— START TASK MATERIAL —

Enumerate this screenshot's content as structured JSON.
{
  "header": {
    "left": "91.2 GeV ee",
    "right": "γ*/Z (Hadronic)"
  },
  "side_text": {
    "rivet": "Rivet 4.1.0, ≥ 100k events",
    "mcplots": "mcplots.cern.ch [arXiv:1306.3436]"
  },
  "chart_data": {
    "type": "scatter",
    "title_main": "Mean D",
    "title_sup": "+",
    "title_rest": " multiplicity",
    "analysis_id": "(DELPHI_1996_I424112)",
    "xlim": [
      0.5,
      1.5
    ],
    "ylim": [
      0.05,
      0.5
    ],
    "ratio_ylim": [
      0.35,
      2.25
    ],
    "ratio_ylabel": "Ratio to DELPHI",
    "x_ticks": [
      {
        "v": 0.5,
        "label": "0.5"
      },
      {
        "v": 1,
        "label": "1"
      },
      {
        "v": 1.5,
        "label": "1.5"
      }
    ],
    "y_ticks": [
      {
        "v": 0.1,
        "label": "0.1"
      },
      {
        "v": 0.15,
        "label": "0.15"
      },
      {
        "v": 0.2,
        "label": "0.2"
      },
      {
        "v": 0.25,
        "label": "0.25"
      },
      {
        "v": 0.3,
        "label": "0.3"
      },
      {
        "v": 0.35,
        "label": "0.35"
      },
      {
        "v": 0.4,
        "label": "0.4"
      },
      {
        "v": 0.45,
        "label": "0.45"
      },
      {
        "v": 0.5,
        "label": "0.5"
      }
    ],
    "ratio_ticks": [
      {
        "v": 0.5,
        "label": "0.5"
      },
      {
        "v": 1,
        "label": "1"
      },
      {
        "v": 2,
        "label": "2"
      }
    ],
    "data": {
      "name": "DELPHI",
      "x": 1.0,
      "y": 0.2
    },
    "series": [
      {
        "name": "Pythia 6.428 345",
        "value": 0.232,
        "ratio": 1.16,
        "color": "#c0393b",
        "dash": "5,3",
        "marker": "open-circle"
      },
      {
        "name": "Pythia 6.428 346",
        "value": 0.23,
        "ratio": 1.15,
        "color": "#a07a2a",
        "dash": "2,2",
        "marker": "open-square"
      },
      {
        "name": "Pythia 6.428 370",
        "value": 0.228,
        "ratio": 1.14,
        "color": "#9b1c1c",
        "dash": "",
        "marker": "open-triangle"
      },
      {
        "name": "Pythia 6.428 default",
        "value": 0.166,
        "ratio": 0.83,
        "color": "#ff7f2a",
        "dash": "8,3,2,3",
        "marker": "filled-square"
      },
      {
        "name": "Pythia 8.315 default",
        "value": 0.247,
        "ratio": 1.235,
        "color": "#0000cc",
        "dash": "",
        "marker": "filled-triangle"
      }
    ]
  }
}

— END TASK MATERIAL —

_TASK INSTRUCTIONS_. In the listing, find every line containing the word "filled" and list it.

_WRITTEN REPLY_.
        "marker": "filled-square"
        "marker": "filled-triangle"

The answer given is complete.